[Text excerpt]
· · ·
| |
|
If this is your first visit, be sure to check out the FAQ by clicking the link above.
You may have to register before you can post: click the register link above to proceed.
To start viewing messages, select the forum that you want to visit from the selection below.
|
 |

10-26-09, 00:25
|
|
Registered User
|
|
Join Date: Apr 2009
Posts: 42
|
|
|
create index on which column?
|
|
Hi, have a question about how to create index on which column?
for example, below sql:
Code:
select
c1
,d1
,c4
,d5
from
tableC
inner join tableD
on( c1 = d1
and c2 = d2
and c3 = d3 )
where
c4 = ?
and d4 = ?
want to build index(s) on tableC or tableD to improve performance.
Suppose:
1) tableC lots of records, tabldD few records
I think it is definitely to create a index on tableC.
But on which column?
all columns in the join predicate and in where clause?
like:
a)create index idx.c on tableC( c1, c2, c3, c4 )
b)create index idx.c on tableC( c2, c3, c1, c4 )
would a) and b) be the same?
As I know, decide which column to be the first column in the index creation command is very important. But the 2nd place, 3rd place... dont matter.
That means, a) and b) is different.
IS MY UNDERSTANDING CORRECT?
So, how to decide which column to be the 1st place in the index creation command?
· · ·
[Task instructions]
In the forum post, please state which column comes first in the index proposed as option b).

[Provided data]
· · ·
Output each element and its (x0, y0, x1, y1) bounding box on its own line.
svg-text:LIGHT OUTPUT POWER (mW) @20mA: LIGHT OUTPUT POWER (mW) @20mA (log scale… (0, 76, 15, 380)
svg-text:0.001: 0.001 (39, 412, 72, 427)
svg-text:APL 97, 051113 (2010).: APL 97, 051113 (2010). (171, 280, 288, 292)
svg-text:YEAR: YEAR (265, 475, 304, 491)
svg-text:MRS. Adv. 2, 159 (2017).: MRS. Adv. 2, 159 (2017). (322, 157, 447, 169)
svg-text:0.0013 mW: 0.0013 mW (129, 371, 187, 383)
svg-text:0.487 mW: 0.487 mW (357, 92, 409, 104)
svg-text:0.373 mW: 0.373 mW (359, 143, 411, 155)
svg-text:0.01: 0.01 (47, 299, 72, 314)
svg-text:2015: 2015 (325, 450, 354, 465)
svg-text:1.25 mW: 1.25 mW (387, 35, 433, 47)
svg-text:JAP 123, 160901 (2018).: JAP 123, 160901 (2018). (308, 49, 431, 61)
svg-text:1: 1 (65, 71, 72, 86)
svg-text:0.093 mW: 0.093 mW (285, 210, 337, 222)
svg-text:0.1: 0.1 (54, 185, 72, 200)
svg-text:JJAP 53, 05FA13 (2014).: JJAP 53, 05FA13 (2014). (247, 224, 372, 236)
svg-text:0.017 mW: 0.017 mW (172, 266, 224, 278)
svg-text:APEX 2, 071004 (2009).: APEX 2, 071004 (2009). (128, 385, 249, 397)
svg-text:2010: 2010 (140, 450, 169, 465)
· · ·
[Final result]
c2